— Start of Data for the task —

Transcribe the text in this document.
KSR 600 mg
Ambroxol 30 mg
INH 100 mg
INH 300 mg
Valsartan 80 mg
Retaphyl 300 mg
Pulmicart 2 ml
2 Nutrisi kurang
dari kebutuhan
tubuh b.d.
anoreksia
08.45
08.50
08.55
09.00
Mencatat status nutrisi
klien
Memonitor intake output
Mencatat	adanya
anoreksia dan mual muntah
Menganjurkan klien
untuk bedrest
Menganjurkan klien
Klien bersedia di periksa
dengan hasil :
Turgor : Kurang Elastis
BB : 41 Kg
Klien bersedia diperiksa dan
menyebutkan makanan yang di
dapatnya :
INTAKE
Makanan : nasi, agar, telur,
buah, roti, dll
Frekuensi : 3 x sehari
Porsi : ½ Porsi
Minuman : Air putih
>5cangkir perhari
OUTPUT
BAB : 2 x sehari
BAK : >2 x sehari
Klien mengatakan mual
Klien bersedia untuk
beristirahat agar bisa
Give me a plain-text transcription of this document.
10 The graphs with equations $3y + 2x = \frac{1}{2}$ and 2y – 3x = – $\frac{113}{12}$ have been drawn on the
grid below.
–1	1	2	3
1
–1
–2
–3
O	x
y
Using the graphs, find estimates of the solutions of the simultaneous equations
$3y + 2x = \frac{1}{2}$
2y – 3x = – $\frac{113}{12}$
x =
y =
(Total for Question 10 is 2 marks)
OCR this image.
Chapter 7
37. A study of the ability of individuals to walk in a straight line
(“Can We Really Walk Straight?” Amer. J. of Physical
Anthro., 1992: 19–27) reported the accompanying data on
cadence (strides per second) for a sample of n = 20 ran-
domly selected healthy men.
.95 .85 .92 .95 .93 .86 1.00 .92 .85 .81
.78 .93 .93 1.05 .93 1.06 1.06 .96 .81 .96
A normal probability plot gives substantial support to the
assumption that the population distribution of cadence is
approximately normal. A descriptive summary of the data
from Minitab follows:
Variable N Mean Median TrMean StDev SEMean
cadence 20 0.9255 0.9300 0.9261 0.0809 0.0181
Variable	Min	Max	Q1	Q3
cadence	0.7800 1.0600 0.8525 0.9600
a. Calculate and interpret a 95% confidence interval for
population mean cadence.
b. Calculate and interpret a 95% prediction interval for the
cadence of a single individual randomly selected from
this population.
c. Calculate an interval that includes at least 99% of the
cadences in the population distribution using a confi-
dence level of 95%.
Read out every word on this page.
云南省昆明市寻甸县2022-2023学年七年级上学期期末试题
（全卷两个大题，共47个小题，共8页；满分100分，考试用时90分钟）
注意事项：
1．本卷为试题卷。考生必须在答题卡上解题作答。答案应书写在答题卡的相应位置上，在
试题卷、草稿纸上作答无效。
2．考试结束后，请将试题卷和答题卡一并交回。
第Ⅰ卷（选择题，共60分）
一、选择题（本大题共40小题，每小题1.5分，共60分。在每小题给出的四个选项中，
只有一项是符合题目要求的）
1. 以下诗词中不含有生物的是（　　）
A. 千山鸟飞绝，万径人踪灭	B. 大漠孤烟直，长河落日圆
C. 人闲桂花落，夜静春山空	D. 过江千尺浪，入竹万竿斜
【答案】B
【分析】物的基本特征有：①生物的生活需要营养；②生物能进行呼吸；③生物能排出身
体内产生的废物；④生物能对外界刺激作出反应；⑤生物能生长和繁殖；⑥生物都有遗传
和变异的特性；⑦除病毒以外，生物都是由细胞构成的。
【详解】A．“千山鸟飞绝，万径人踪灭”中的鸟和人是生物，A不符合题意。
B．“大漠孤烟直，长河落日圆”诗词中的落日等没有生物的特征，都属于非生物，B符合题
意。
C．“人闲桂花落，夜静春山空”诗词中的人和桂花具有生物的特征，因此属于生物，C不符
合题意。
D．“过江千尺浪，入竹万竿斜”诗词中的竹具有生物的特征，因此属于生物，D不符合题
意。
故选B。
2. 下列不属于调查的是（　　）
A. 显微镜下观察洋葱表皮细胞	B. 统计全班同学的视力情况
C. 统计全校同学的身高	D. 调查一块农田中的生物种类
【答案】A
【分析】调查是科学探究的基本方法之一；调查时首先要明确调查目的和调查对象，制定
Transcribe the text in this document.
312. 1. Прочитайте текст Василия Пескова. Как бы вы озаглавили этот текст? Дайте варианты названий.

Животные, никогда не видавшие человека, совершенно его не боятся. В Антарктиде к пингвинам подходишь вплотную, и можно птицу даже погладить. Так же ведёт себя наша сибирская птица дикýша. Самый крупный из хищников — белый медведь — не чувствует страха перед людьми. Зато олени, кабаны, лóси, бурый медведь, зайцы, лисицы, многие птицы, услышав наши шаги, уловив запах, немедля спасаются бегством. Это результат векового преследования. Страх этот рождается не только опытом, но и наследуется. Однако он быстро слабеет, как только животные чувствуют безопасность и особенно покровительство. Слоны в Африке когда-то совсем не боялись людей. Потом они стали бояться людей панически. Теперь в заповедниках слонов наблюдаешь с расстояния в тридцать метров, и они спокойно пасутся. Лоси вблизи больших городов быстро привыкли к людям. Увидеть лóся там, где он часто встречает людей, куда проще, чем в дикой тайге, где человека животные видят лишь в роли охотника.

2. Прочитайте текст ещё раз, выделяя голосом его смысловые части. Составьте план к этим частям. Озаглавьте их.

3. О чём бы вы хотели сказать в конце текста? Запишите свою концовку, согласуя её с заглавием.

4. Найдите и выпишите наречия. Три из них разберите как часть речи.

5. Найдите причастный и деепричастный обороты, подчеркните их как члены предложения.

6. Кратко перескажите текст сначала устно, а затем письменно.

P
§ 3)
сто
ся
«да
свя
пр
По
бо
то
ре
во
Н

— End of Data for the task —

▸ Instructions for the task
Output all of the material exactly as written.

▸ Solved exercise
Transcribe the text in this document.
KSR 600 mg
Ambroxol 30 mg
INH 100 mg
INH 300 mg
Valsartan 80 mg
Retaphyl 300 mg
Pulmicart 2 ml
2 Nutrisi kurang
dari kebutuhan
tubuh b.d.
anoreksia
08.45
08.50
08.55
09.00
Mencatat status nutrisi
klien
Memonitor intake output
Mencatat	adanya
anoreksia dan mual muntah
Menganjurkan klien
untuk bedrest
Menganjurkan klien
Klien bersedia di periksa
dengan hasil :
Turgor : Kurang Elastis
BB : 41 Kg
Klien bersedia diperiksa dan
menyebutkan makanan yang di
dapatnya :
INTAKE
Makanan : nasi, agar, telur,
buah, roti, dll
Frekuensi : 3 x sehari
Porsi : ½ Porsi
Minuman : Air putih
>5cangkir perhari
OUTPUT
BAB : 2 x sehari
BAK : >2 x sehari
Klien mengatakan mual
Klien bersedia untuk
beristirahat agar bisa
Give me a plain-text transcription of this document.
10 The graphs with equations $3y + 2x = \frac{1}{2}$ and 2y – 3x = – $\frac{113}{12}$ have been drawn on the
grid below.
–1	1	2	3
1
–1
–2
–3
O	x
y
Using the graphs, find estimates of the solutions of the simultaneous equations
$3y + 2x = \frac{1}{2}$
2y – 3x = – $\frac{113}{12}$
x =
y =
(Total for Question 10 is 2 marks)
OCR this image.
Chapter 7
37. A study of the ability of individuals to walk in a straight line
(“Can We Really Walk Straight?” Amer. J. of Physical
Anthro., 1992: 19–27) reported the accompanying data on
cadence (strides per second) for a sample of n = 20 ran-
domly selected healthy men.
.95 .85 .92 .95 .93 .86 1.00 .92 .85 .81
.78 .93 .93 1.05 .93 1.06 1.06 .96 .81 .96
A normal probability plot gives substantial support to the
assumption that the population distribution of cadence is
approximately normal. A descriptive summary of the data
from Minitab follows:
Variable N Mean Median TrMean StDev SEMean
cadence 20 0.9255 0.9300 0.9261 0.0809 0.0181
Variable	Min	Max	Q1	Q3
cadence	0.7800 1.0600 0.8525 0.9600
a. Calculate and interpret a 95% confidence interval for
population mean cadence.
b. Calculate and interpret a 95% prediction interval for the
cadence of a single individual randomly selected from
this population.
c. Calculate an interval that includes at least 99% of the
cadences in the population distribution using a confi-
dence level of 95%.
Read out every word on this page.
云南省昆明市寻甸县2022-2023学年七年级上学期期末试题
（全卷两个大题，共47个小题，共8页；满分100分，考试用时90分钟）
注意事项：
1．本卷为试题卷。考生必须在答题卡上解题作答。答案应书写在答题卡的相应位置上，在
试题卷、草稿纸上作答无效。
2．考试结束后，请将试题卷和答题卡一并交回。
第Ⅰ卷（选择题，共60分）
一、选择题（本大题共40小题，每小题1.5分，共60分。在每小题给出的四个选项中，
只有一项是符合题目要求的）
1. 以下诗词中不含有生物的是（　　）
A. 千山鸟飞绝，万径人踪灭	B. 大漠孤烟直，长河落日圆
C. 人闲桂花落，夜静春山空	D. 过江千尺浪，入竹万竿斜
【答案】B
【分析】物的基本特征有：①生物的生活需要营养；②生物能进行呼吸；③生物能排出身
体内产生的废物；④生物能对外界刺激作出反应；⑤生物能生长和繁殖；⑥生物都有遗传
和变异的特性；⑦除病毒以外，生物都是由细胞构成的。
【详解】A．“千山鸟飞绝，万径人踪灭”中的鸟和人是生物，A不符合题意。
B．“大漠孤烟直，长河落日圆”诗词中的落日等没有生物的特征，都属于非生物，B符合题
意。
C．“人闲桂花落，夜静春山空”诗词中的人和桂花具有生物的特征，因此属于生物，C不符
合题意。
D．“过江千尺浪，入竹万竿斜”诗词中的竹具有生物的特征，因此属于生物，D不符合题
意。
故选B。
2. 下列不属于调查的是（　　）
A. 显微镜下观察洋葱表皮细胞	B. 统计全班同学的视力情况
C. 统计全校同学的身高	D. 调查一块农田中的生物种类
【答案】A
【分析】调查是科学探究的基本方法之一；调查时首先要明确调查目的和调查对象，制定
Transcribe the text in this document.
312. 1. Прочитайте текст Василия Пескова. Как бы вы озаглавили этот текст? Дайте варианты названий.

Животные, никогда не видавшие человека, совершенно его не боятся. В Антарктиде к пингвинам подходишь вплотную, и можно птицу даже погладить. Так же ведёт себя наша сибирская птица дикýша. Самый крупный из хищников — белый медведь — не чувствует страха перед людьми. Зато олени, кабаны, лóси, бурый медведь, зайцы, лисицы, многие птицы, услышав наши шаги, уловив запах, немедля спасаются бегством. Это результат векового преследования. Страх этот рождается не только опытом, но и наследуется. Однако он быстро слабеет, как только животные чувствуют безопасность и особенно покровительство. Слоны в Африке когда-то совсем не боялись людей. Потом они стали бояться людей панически. Теперь в заповедниках слонов наблюдаешь с расстояния в тридцать метров, и они спокойно пасутся. Лоси вблизи больших городов быстро привыкли к людям. Увидеть лóся там, где он часто встречает людей, куда проще, чем в дикой тайге, где человека животные видят лишь в роли охотника.

2. Прочитайте текст ещё раз, выделяя голосом его смысловые части. Составьте план к этим частям. Озаглавьте их.

3. О чём бы вы хотели сказать в конце текста? Запишите свою концовку, согласуя её с заглавием.

4. Найдите и выпишите наречия. Три из них разберите как часть речи.

5. Найдите причастный и деепричастный обороты, подчеркните их как члены предложения.

6. Кратко перескажите текст сначала устно, а затем письменно.

P
§ 3)
сто
ся
«да
свя
пр
По
бо
то
ре
во
Н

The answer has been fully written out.